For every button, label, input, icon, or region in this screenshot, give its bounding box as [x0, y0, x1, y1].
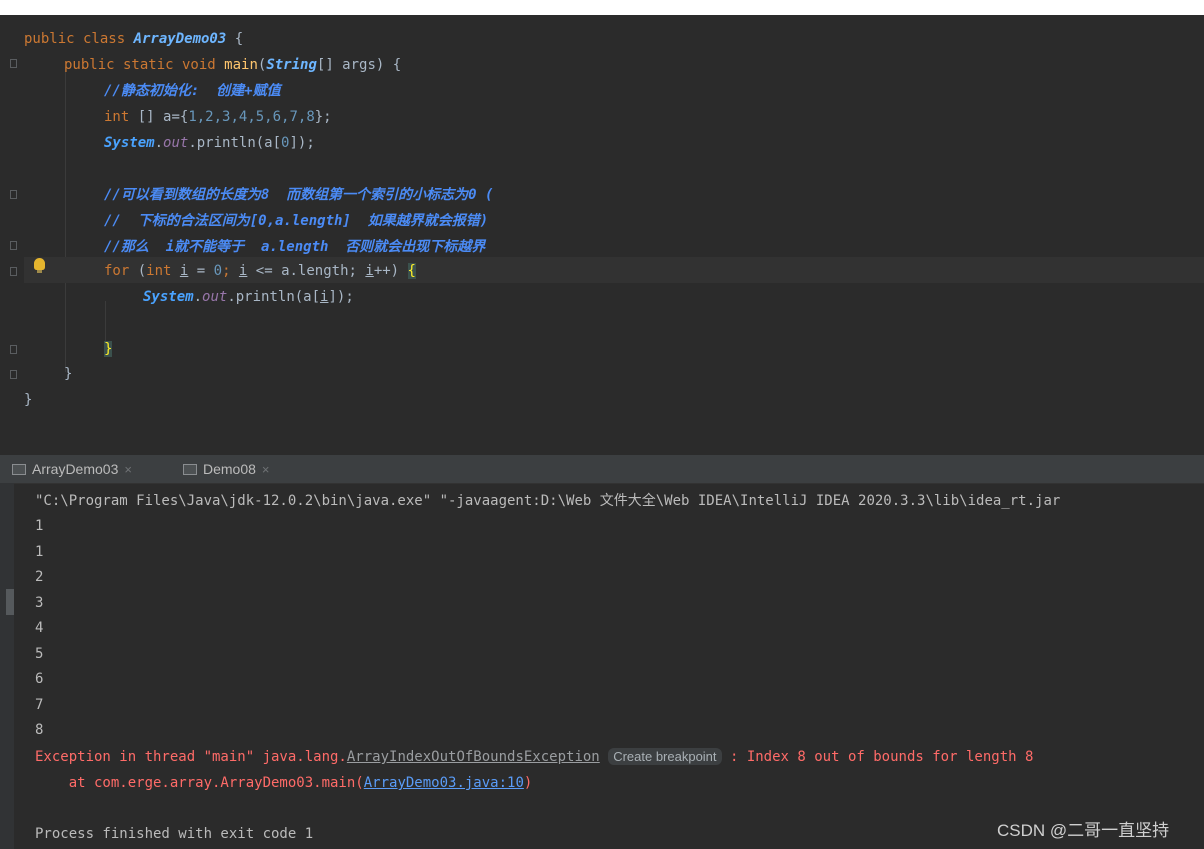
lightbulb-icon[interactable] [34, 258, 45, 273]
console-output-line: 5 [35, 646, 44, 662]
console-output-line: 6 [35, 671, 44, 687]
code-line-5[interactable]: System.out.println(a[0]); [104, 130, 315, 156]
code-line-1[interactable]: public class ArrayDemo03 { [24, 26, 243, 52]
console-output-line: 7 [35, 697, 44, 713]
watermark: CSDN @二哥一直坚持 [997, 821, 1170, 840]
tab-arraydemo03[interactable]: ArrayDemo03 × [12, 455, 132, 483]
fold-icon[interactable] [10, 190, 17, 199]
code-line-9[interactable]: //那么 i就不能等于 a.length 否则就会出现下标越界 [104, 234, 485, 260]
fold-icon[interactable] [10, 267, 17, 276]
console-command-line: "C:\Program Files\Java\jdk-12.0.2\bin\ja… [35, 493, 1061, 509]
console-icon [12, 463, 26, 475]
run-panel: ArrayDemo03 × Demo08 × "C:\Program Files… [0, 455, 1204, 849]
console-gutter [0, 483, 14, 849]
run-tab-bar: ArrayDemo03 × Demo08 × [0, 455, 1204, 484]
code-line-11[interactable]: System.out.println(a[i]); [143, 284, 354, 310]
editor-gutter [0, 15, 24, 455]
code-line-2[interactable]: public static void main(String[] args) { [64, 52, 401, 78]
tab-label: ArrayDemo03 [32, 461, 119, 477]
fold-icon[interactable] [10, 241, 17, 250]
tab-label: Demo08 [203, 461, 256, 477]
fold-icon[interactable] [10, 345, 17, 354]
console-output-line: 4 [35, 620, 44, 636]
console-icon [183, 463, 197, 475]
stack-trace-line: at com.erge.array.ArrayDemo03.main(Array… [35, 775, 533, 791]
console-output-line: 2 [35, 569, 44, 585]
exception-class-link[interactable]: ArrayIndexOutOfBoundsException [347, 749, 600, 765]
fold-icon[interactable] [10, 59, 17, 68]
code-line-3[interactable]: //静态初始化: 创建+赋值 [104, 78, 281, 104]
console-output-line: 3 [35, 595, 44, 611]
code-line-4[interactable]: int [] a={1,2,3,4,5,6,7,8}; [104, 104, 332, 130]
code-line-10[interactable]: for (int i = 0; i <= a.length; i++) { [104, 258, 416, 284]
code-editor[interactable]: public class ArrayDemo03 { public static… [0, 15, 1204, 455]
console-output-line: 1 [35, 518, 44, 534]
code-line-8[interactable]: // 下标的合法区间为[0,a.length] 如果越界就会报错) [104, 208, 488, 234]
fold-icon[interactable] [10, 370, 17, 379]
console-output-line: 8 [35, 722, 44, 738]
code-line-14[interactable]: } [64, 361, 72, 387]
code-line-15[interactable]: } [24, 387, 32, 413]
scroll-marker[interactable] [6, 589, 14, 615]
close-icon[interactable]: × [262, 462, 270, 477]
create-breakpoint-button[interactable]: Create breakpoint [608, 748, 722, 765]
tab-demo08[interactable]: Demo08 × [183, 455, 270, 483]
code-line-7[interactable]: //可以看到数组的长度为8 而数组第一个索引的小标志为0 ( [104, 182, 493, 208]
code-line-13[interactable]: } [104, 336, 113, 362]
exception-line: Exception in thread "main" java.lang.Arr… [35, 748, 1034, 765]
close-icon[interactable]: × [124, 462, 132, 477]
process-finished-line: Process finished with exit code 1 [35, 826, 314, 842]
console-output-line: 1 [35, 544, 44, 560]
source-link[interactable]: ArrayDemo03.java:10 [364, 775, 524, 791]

^^^^^^^^

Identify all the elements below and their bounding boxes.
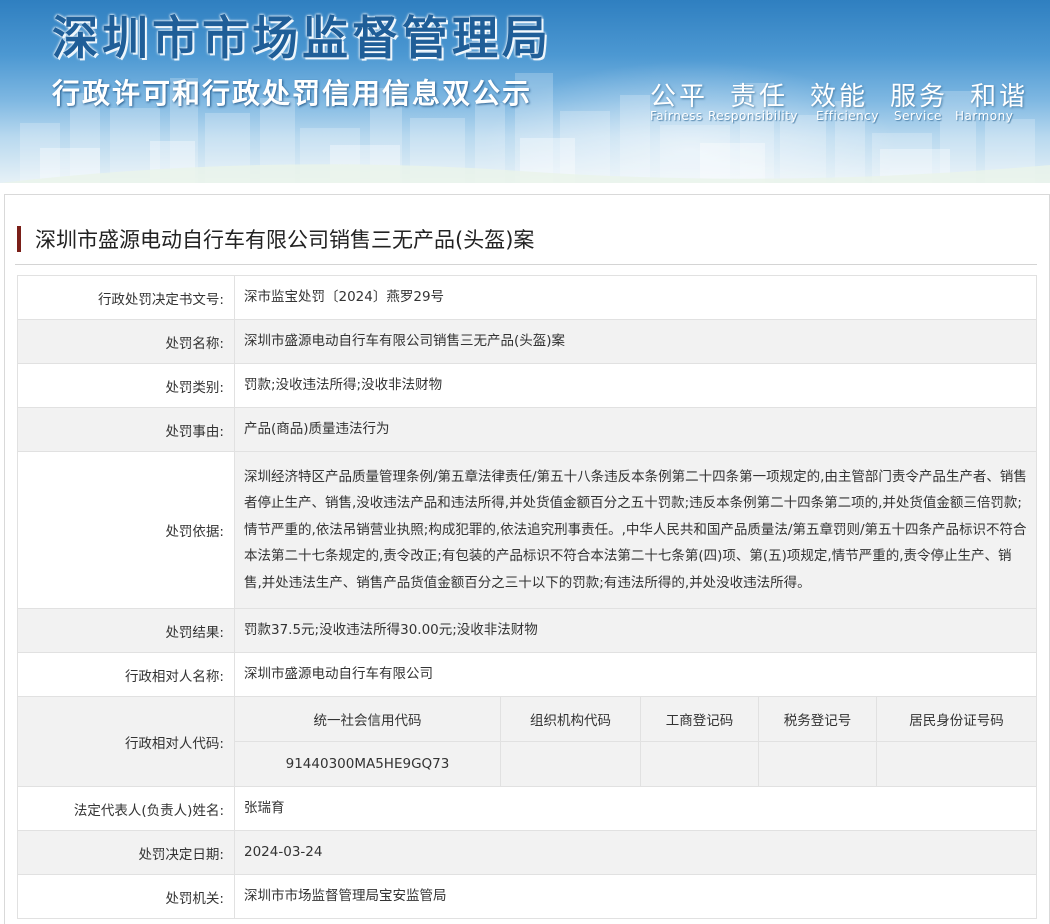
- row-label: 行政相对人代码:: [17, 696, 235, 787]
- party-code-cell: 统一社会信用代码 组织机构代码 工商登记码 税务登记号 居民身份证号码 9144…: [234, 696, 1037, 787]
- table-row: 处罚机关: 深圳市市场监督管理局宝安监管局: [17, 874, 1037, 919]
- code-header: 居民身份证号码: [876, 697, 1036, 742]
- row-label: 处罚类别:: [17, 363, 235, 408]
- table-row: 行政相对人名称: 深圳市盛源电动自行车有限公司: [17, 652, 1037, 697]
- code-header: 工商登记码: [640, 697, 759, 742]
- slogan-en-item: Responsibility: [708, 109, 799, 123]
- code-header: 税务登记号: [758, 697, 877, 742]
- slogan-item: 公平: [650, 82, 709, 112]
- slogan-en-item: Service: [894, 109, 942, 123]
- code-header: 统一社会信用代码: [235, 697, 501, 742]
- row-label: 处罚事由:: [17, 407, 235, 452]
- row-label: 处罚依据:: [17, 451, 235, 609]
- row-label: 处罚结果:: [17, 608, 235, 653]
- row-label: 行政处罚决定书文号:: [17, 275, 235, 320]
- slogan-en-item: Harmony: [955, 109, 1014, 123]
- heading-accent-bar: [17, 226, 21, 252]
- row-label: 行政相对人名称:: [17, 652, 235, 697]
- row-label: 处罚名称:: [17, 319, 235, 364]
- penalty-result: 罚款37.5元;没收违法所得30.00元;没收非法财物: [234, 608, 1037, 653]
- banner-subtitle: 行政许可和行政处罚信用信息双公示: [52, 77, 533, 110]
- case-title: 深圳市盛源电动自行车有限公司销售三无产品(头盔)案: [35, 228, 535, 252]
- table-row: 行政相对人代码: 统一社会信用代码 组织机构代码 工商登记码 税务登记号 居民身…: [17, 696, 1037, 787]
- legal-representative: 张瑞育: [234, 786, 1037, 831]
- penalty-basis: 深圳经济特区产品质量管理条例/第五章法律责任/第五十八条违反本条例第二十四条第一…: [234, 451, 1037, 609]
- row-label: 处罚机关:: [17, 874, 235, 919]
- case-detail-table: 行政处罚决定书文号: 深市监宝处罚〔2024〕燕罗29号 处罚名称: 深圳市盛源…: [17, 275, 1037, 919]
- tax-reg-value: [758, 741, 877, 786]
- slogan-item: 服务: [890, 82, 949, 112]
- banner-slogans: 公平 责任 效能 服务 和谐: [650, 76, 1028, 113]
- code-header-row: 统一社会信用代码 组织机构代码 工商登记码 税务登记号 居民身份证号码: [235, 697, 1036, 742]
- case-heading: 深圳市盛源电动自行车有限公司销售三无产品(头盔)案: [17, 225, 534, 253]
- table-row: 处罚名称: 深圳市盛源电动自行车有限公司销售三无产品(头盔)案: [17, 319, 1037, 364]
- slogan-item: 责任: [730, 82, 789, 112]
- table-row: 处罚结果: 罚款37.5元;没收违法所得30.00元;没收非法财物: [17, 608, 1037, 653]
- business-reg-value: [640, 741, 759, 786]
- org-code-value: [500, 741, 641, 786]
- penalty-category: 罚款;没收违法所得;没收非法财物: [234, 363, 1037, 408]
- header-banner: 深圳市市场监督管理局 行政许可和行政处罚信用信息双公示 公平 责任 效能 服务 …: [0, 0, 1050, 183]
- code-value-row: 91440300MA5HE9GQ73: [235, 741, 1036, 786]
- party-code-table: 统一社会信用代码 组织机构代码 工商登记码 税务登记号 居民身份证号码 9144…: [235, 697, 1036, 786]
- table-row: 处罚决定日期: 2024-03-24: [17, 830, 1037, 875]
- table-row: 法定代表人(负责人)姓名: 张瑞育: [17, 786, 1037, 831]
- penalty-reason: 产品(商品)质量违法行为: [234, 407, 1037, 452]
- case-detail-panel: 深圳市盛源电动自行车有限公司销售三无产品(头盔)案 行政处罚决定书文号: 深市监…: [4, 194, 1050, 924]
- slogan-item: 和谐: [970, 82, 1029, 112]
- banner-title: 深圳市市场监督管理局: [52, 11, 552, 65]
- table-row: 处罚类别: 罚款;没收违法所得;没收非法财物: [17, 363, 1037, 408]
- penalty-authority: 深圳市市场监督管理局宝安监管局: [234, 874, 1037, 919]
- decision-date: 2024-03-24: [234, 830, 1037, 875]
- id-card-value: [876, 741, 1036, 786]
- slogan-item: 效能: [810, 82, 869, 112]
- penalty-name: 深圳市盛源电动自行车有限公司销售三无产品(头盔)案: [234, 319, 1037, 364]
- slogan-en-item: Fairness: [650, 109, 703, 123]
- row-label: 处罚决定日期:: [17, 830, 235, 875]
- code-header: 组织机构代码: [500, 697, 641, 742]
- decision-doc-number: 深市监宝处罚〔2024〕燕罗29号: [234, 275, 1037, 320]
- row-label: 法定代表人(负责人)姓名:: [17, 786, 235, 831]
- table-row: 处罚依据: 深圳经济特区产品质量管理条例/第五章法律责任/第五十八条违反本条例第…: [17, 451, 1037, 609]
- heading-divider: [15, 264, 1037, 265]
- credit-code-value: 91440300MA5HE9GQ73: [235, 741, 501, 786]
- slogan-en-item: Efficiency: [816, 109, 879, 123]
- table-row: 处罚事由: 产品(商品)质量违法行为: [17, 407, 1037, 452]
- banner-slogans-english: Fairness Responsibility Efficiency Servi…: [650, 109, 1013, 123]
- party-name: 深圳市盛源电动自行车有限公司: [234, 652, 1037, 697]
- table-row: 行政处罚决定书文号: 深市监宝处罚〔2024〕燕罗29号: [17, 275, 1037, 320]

^^^^^^^^

In the records starting at the line containing "lightbulb-icon[interactable] [34, 258, 45, 273]" and ending at the line containing "code-line-1[interactable]: public class", swap "console-output-line" for "output-line" and give only those lines back, leaving everything else as is.

### Output for this task
lightbulb-icon[interactable] [34, 258, 45, 273]
output-line: 5 [35, 646, 44, 662]
output-line: 6 [35, 671, 44, 687]
code-line-5[interactable]: System.out.println(a[0]); [104, 130, 315, 156]
code-line-1[interactable]: public class ArrayDemo03 { [24, 26, 243, 52]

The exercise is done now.